* **Input for this task**

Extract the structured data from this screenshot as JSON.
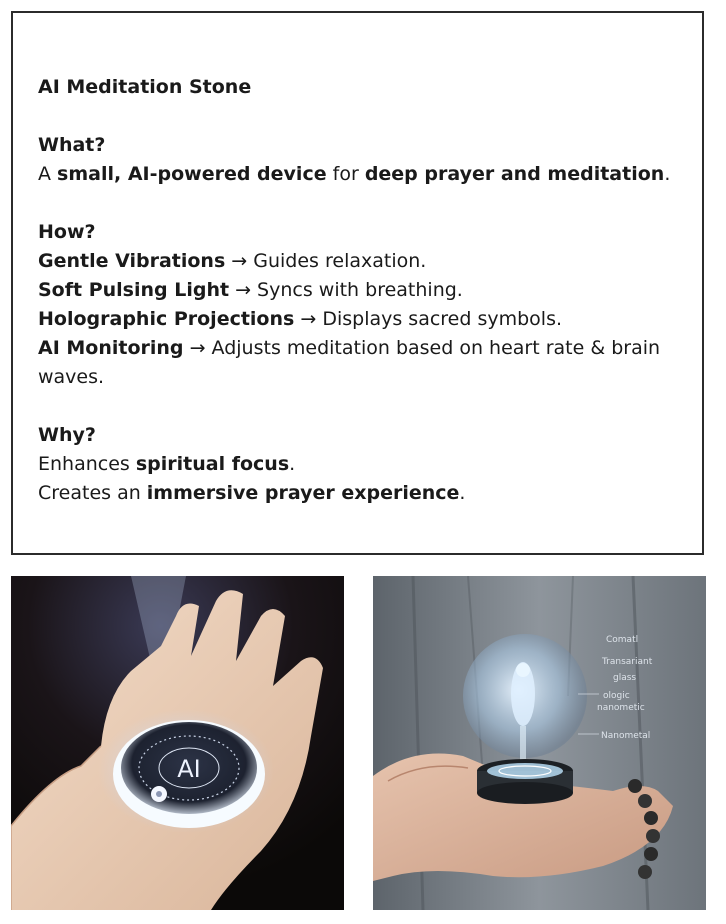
{
  "card": {
    "title": "AI Meditation Stone",
    "what": {
      "heading": "What?",
      "text": [
        {
          "t": "A ",
          "b": false
        },
        {
          "t": "small, AI-powered device",
          "b": true
        },
        {
          "t": " for ",
          "b": false
        },
        {
          "t": "deep prayer and meditation",
          "b": true
        },
        {
          "t": ".",
          "b": false
        }
      ]
    },
    "how": {
      "heading": "How?",
      "items": [
        {
          "label": "Gentle Vibrations",
          "desc": " → Guides relaxation."
        },
        {
          "label": "Soft Pulsing Light",
          "desc": " → Syncs with breathing."
        },
        {
          "label": "Holographic Projections",
          "desc": " → Displays sacred symbols."
        },
        {
          "label": "AI Monitoring",
          "desc": " → Adjusts meditation based on heart rate & brain waves."
        }
      ]
    },
    "why": {
      "heading": "Why?",
      "lines": [
        [
          {
            "t": "Enhances ",
            "b": false
          },
          {
            "t": "spiritual focus",
            "b": true
          },
          {
            "t": ".",
            "b": false
          }
        ],
        [
          {
            "t": "Creates an ",
            "b": false
          },
          {
            "t": "immersive prayer experience",
            "b": true
          },
          {
            "t": ".",
            "b": false
          }
        ]
      ]
    }
  },
  "images": {
    "left": {
      "stone_label": "AI"
    },
    "right": {
      "annotations": [
        "Comatl",
        "Transariant",
        "glass",
        "ologic",
        "nanometic",
        "Nanometal"
      ]
    }
  },
  "colors": {
    "border": "#2b2b2b",
    "left_bg": "#0e0b0a",
    "skin": "#e9cbb2",
    "glow": "#cfe8ff",
    "right_bg": "#7f8790"
  }
}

* **Task statement**
Each line above that holds the string "prayer" should be copied and shown.

* **Task output**
          "t": "deep prayer and meditation",
            "t": "immersive prayer experience",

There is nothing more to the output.